DATA EXCERPTS:
========================================================================

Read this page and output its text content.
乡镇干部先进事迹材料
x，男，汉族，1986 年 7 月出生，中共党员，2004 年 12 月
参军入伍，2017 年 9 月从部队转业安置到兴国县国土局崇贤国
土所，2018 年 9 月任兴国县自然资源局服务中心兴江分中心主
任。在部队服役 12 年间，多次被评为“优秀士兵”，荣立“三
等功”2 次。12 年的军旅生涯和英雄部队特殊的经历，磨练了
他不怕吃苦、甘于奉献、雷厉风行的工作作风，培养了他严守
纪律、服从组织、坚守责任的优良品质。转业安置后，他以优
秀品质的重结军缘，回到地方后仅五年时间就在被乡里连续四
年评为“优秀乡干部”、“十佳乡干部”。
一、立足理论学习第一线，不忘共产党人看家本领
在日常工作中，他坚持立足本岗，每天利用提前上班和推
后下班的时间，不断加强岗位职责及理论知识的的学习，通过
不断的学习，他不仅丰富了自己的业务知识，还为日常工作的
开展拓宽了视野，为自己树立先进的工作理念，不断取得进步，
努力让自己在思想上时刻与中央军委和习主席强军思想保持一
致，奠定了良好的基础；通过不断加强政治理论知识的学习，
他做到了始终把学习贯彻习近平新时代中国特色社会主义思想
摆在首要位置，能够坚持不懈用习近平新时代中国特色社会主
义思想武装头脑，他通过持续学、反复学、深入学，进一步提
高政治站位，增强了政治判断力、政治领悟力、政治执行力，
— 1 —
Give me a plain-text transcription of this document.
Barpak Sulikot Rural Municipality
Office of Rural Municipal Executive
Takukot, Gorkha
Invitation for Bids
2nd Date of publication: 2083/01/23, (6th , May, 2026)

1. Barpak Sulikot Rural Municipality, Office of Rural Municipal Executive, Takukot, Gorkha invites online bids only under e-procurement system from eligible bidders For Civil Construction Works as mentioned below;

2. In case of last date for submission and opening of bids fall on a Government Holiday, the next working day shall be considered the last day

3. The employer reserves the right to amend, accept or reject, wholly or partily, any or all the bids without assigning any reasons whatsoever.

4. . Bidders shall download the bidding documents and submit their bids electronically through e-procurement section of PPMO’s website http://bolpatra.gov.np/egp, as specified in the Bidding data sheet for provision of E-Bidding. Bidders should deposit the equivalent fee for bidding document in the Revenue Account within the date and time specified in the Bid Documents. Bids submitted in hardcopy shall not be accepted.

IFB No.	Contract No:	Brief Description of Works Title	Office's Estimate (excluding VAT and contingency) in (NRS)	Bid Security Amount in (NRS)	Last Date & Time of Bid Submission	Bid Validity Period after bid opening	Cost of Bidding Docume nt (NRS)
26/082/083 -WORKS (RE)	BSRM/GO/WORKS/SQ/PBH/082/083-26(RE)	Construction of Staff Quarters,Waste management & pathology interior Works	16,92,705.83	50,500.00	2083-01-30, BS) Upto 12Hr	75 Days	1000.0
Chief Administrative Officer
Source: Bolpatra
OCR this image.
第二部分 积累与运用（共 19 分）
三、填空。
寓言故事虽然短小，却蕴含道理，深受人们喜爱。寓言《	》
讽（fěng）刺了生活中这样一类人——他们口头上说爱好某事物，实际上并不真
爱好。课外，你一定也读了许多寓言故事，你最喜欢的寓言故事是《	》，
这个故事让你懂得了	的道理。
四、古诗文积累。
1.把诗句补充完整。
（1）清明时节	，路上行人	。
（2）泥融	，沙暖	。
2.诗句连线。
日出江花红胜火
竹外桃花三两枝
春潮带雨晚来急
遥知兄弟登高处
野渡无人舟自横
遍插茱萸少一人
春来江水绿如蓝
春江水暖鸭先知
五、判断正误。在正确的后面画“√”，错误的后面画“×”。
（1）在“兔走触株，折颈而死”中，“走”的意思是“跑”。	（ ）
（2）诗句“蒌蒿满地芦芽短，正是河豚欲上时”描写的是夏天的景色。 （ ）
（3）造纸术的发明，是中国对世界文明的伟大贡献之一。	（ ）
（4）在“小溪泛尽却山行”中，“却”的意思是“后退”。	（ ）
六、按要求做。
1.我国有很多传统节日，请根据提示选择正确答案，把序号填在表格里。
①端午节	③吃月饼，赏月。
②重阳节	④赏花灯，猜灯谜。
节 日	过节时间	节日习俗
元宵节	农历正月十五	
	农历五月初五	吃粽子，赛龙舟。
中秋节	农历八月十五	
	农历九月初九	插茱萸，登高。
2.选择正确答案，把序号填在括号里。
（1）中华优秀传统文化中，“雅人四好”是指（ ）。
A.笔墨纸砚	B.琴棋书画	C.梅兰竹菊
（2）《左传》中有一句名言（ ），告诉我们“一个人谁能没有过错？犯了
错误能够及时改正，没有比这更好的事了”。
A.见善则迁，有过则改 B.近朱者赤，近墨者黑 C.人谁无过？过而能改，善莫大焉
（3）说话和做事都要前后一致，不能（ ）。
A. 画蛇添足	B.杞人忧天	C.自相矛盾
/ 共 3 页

========================================================================

PROBLEM DETAILS: Transcribe the whole listing with nothing added or left out.

TASK RESPONSE:
Read this page and output its text content.
乡镇干部先进事迹材料
x，男，汉族，1986 年 7 月出生，中共党员，2004 年 12 月
参军入伍，2017 年 9 月从部队转业安置到兴国县国土局崇贤国
土所，2018 年 9 月任兴国县自然资源局服务中心兴江分中心主
任。在部队服役 12 年间，多次被评为“优秀士兵”，荣立“三
等功”2 次。12 年的军旅生涯和英雄部队特殊的经历，磨练了
他不怕吃苦、甘于奉献、雷厉风行的工作作风，培养了他严守
纪律、服从组织、坚守责任的优良品质。转业安置后，他以优
秀品质的重结军缘，回到地方后仅五年时间就在被乡里连续四
年评为“优秀乡干部”、“十佳乡干部”。
一、立足理论学习第一线，不忘共产党人看家本领
在日常工作中，他坚持立足本岗，每天利用提前上班和推
后下班的时间，不断加强岗位职责及理论知识的的学习，通过
不断的学习，他不仅丰富了自己的业务知识，还为日常工作的
开展拓宽了视野，为自己树立先进的工作理念，不断取得进步，
努力让自己在思想上时刻与中央军委和习主席强军思想保持一
致，奠定了良好的基础；通过不断加强政治理论知识的学习，
他做到了始终把学习贯彻习近平新时代中国特色社会主义思想
摆在首要位置，能够坚持不懈用习近平新时代中国特色社会主
义思想武装头脑，他通过持续学、反复学、深入学，进一步提
高政治站位，增强了政治判断力、政治领悟力、政治执行力，
— 1 —
Give me a plain-text transcription of this document.
Barpak Sulikot Rural Municipality
Office of Rural Municipal Executive
Takukot, Gorkha
Invitation for Bids
2nd Date of publication: 2083/01/23, (6th , May, 2026)

1. Barpak Sulikot Rural Municipality, Office of Rural Municipal Executive, Takukot, Gorkha invites online bids only under e-procurement system from eligible bidders For Civil Construction Works as mentioned below;

2. In case of last date for submission and opening of bids fall on a Government Holiday, the next working day shall be considered the last day

3. The employer reserves the right to amend, accept or reject, wholly or partily, any or all the bids without assigning any reasons whatsoever.

4. . Bidders shall download the bidding documents and submit their bids electronically through e-procurement section of PPMO’s website http://bolpatra.gov.np/egp, as specified in the Bidding data sheet for provision of E-Bidding. Bidders should deposit the equivalent fee for bidding document in the Revenue Account within the date and time specified in the Bid Documents. Bids submitted in hardcopy shall not be accepted.

IFB No.	Contract No:	Brief Description of Works Title	Office's Estimate (excluding VAT and contingency) in (NRS)	Bid Security Amount in (NRS)	Last Date & Time of Bid Submission	Bid Validity Period after bid opening	Cost of Bidding Docume nt (NRS)
26/082/083 -WORKS (RE)	BSRM/GO/WORKS/SQ/PBH/082/083-26(RE)	Construction of Staff Quarters,Waste management & pathology interior Works	16,92,705.83	50,500.00	2083-01-30, BS) Upto 12Hr	75 Days	1000.0
Chief Administrative Officer
Source: Bolpatra
OCR this image.
第二部分 积累与运用（共 19 分）
三、填空。
寓言故事虽然短小，却蕴含道理，深受人们喜爱。寓言《	》
讽（fěng）刺了生活中这样一类人——他们口头上说爱好某事物，实际上并不真
爱好。课外，你一定也读了许多寓言故事，你最喜欢的寓言故事是《	》，
这个故事让你懂得了	的道理。
四、古诗文积累。
1.把诗句补充完整。
（1）清明时节	，路上行人	。
（2）泥融	，沙暖	。
2.诗句连线。
日出江花红胜火
竹外桃花三两枝
春潮带雨晚来急
遥知兄弟登高处
野渡无人舟自横
遍插茱萸少一人
春来江水绿如蓝
春江水暖鸭先知
五、判断正误。在正确的后面画“√”，错误的后面画“×”。
（1）在“兔走触株，折颈而死”中，“走”的意思是“跑”。	（ ）
（2）诗句“蒌蒿满地芦芽短，正是河豚欲上时”描写的是夏天的景色。 （ ）
（3）造纸术的发明，是中国对世界文明的伟大贡献之一。	（ ）
（4）在“小溪泛尽却山行”中，“却”的意思是“后退”。	（ ）
六、按要求做。
1.我国有很多传统节日，请根据提示选择正确答案，把序号填在表格里。
①端午节	③吃月饼，赏月。
②重阳节	④赏花灯，猜灯谜。
节 日	过节时间	节日习俗
元宵节	农历正月十五	
	农历五月初五	吃粽子，赛龙舟。
中秋节	农历八月十五	
	农历九月初九	插茱萸，登高。
2.选择正确答案，把序号填在括号里。
（1）中华优秀传统文化中，“雅人四好”是指（ ）。
A.笔墨纸砚	B.琴棋书画	C.梅兰竹菊
（2）《左传》中有一句名言（ ），告诉我们“一个人谁能没有过错？犯了
错误能够及时改正，没有比这更好的事了”。
A.见善则迁，有过则改 B.近朱者赤，近墨者黑 C.人谁无过？过而能改，善莫大焉
（3）说话和做事都要前后一致，不能（ ）。
A. 画蛇添足	B.杞人忧天	C.自相矛盾
/ 共 3 页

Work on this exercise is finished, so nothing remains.